__AIM__. The entries below should be quoted exactly, with no pictures carried over.

__SUPPLIED DATA__.
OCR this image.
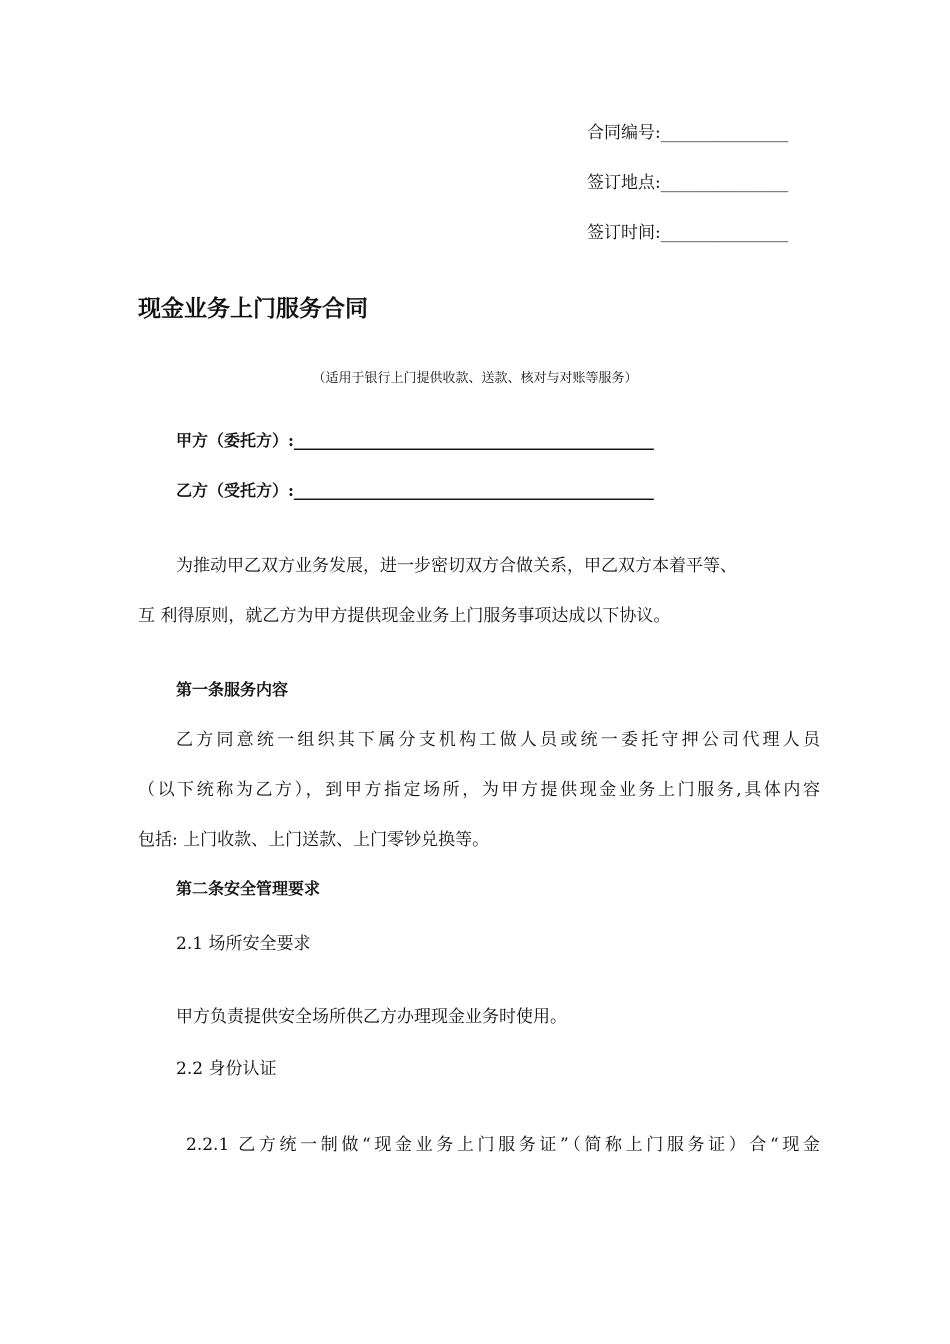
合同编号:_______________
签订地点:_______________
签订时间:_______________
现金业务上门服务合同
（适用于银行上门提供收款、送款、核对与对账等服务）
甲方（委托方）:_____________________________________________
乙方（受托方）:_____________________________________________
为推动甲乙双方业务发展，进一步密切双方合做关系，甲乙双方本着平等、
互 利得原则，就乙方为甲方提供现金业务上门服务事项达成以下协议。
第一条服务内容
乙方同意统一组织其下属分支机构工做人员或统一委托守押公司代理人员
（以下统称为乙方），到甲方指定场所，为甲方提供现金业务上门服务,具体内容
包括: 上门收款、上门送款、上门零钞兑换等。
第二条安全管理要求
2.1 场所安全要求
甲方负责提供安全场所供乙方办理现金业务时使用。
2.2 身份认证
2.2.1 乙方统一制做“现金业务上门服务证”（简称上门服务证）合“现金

__THE SOLUTION__.
OCR this image.
合同编号:_______________
签订地点:_______________
签订时间:_______________
现金业务上门服务合同
（适用于银行上门提供收款、送款、核对与对账等服务）
甲方（委托方）:_____________________________________________
乙方（受托方）:_____________________________________________
为推动甲乙双方业务发展，进一步密切双方合做关系，甲乙双方本着平等、
互 利得原则，就乙方为甲方提供现金业务上门服务事项达成以下协议。
第一条服务内容
乙方同意统一组织其下属分支机构工做人员或统一委托守押公司代理人员
（以下统称为乙方），到甲方指定场所，为甲方提供现金业务上门服务,具体内容
包括: 上门收款、上门送款、上门零钞兑换等。
第二条安全管理要求
2.1 场所安全要求
甲方负责提供安全场所供乙方办理现金业务时使用。
2.2 身份认证
2.2.1 乙方统一制做“现金业务上门服务证”（简称上门服务证）合“现金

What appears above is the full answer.